[start Listed records]

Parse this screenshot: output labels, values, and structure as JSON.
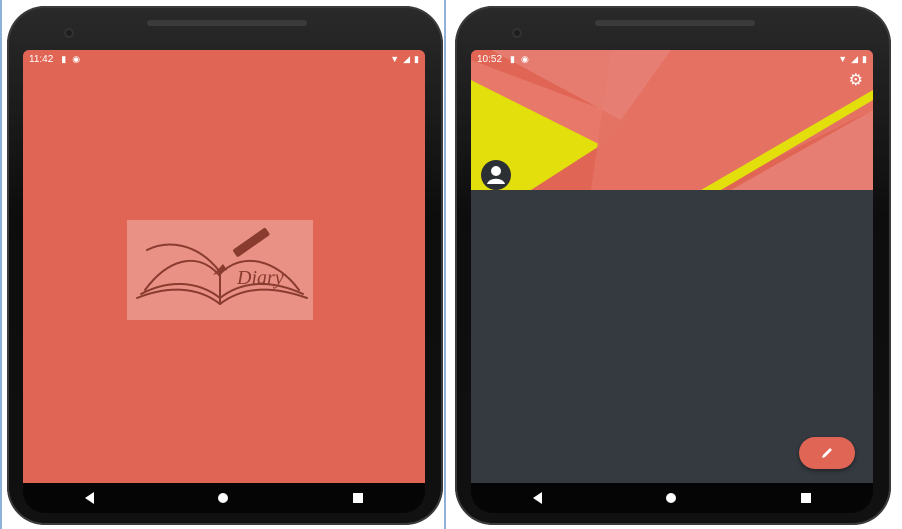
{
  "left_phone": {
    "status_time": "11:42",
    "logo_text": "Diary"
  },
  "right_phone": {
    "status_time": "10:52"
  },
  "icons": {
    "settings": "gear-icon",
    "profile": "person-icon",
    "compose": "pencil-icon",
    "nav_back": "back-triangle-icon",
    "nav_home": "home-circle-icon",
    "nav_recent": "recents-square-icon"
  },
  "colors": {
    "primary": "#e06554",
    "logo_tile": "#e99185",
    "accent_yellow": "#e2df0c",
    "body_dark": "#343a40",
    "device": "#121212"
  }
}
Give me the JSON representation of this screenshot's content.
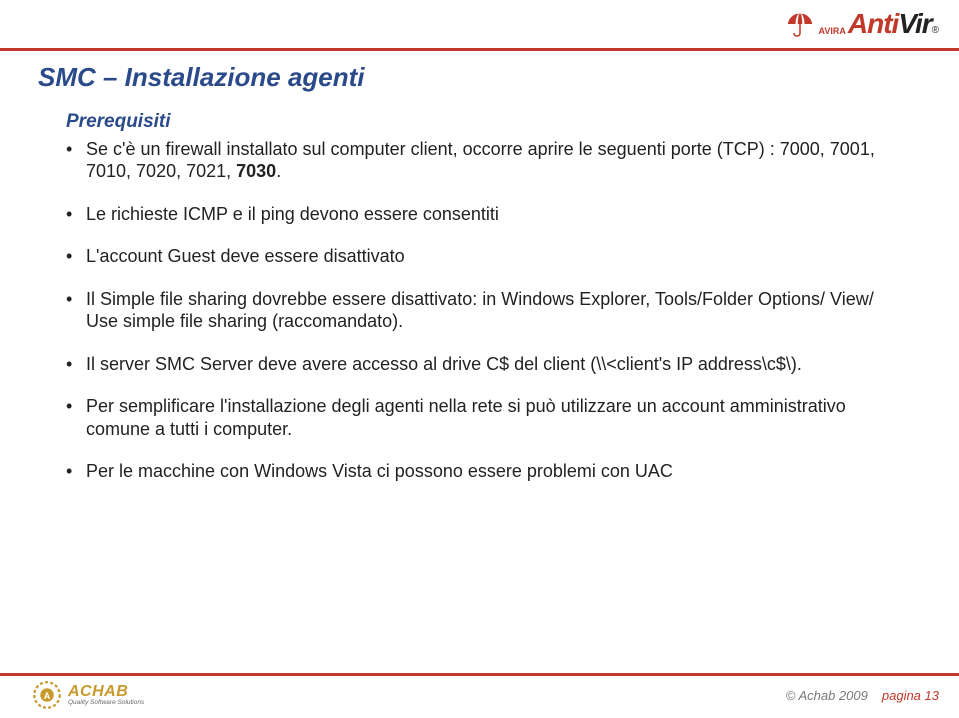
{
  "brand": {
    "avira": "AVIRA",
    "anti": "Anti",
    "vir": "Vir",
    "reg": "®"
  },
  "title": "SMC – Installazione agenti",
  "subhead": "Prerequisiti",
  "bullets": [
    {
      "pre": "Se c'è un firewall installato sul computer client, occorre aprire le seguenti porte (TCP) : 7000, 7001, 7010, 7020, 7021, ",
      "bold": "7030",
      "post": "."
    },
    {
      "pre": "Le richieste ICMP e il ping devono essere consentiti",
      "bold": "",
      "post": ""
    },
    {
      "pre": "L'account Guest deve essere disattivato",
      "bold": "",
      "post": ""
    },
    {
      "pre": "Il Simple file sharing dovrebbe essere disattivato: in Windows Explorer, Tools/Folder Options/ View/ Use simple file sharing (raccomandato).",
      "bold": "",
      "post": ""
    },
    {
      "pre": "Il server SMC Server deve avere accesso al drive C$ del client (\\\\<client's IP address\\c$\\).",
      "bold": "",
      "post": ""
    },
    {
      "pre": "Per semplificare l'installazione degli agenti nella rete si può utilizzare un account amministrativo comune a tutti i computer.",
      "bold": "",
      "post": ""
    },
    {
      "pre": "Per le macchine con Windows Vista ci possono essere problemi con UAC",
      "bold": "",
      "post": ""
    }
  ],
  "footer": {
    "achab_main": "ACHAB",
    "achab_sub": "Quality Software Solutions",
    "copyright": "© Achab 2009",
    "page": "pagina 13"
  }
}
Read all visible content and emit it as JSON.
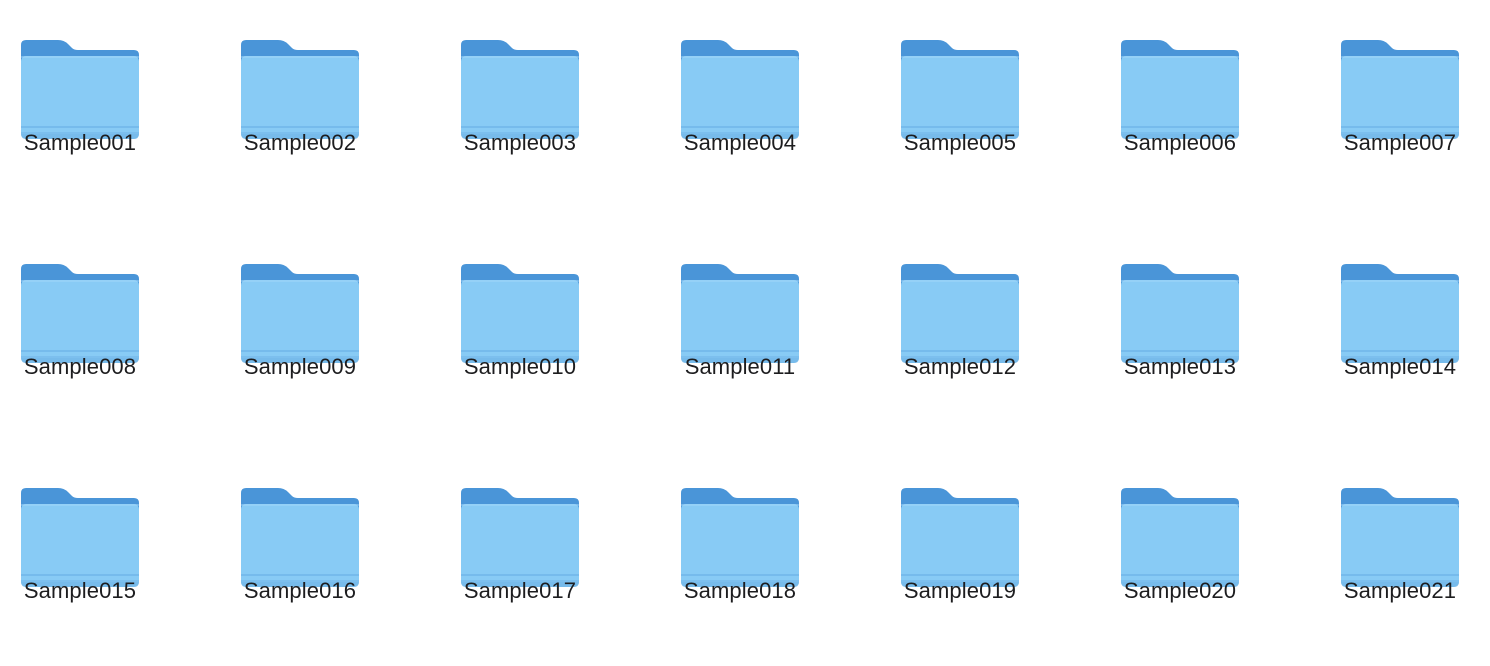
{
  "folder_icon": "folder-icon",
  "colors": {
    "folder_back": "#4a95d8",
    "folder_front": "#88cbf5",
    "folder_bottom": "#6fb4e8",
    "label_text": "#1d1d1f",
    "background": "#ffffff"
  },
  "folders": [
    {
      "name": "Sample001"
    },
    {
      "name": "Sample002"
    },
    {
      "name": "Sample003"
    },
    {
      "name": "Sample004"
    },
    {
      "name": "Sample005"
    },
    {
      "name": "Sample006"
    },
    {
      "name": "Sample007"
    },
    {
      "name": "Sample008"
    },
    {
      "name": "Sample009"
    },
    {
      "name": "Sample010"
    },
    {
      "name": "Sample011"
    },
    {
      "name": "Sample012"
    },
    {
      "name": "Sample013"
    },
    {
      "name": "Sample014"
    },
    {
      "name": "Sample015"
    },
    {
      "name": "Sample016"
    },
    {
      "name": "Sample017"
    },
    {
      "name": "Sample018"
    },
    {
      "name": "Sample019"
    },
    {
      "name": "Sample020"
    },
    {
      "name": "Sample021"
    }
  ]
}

[end Listed records]
[start Listed records]

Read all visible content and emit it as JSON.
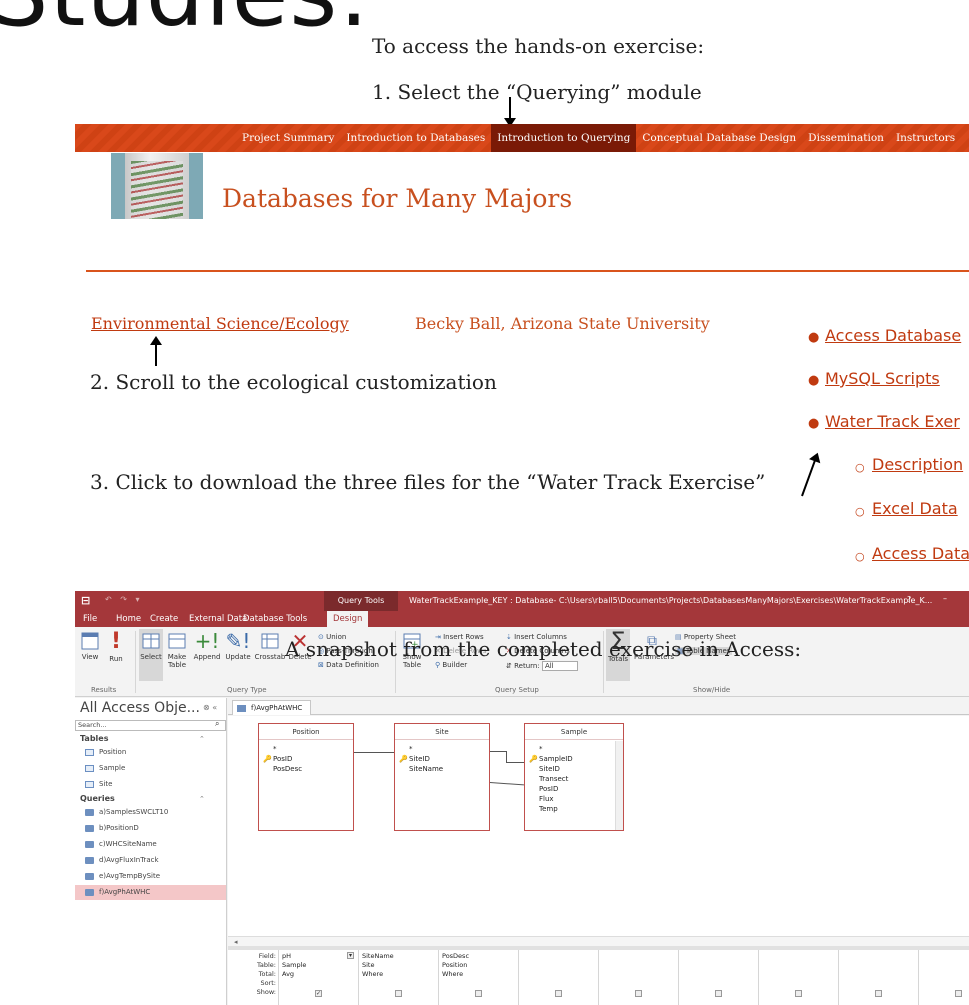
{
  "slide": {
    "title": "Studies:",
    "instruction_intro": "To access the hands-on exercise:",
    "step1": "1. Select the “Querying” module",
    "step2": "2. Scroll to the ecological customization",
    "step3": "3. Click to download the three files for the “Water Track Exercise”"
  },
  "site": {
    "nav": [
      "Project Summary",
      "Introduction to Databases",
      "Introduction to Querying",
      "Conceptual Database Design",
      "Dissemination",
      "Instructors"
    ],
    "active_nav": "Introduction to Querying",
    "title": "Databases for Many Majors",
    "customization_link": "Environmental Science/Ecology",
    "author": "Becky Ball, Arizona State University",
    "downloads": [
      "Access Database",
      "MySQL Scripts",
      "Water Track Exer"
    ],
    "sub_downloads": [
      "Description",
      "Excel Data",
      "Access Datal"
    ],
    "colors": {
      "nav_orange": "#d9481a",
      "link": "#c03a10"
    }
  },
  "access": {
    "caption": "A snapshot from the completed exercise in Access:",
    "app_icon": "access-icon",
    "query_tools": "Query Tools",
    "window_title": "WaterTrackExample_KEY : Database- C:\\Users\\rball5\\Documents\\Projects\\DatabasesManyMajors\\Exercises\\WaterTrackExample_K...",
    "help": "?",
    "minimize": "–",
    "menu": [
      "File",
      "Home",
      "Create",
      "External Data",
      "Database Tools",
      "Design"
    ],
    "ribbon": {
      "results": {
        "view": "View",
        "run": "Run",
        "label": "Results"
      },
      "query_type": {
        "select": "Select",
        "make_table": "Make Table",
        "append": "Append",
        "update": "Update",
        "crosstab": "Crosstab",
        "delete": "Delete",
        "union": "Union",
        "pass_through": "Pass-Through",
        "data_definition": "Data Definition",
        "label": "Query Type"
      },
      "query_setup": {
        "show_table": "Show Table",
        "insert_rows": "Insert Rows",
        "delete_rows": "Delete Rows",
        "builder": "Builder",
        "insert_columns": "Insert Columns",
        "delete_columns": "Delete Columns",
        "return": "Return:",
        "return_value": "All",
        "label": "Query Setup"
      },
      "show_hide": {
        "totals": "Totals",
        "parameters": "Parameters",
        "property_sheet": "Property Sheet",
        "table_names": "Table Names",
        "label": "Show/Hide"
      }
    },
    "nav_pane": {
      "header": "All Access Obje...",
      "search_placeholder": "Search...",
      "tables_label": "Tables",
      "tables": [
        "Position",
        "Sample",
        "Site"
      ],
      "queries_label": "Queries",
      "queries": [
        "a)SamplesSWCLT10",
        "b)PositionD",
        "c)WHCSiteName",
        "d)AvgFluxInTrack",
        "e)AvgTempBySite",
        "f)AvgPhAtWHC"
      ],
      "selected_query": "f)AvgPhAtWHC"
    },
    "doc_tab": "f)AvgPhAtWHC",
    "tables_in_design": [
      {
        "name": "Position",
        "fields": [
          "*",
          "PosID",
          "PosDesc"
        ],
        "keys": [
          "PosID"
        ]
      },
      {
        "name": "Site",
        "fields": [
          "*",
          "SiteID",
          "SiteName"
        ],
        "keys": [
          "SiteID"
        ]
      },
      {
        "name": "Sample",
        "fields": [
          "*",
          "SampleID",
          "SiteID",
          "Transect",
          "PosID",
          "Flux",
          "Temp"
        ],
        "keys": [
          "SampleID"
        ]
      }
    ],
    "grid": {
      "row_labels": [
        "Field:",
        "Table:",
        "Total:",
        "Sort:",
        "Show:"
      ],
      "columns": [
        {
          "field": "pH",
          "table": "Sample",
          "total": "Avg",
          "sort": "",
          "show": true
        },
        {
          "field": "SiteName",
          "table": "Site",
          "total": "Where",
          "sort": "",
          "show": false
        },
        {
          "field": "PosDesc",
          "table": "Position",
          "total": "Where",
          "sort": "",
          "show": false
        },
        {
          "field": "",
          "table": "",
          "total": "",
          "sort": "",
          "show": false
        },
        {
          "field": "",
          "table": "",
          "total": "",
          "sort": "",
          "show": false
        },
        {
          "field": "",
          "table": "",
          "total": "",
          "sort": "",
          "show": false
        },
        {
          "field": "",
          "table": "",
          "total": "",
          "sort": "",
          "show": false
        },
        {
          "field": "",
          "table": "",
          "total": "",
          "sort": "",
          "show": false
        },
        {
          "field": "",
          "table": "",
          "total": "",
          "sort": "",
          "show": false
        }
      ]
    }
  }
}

[end Listed records]

• **Exercise task**:
Looking at the listing above, count the lines that contain "Delete" and give nothing but the number.

• **Response to the task**:
3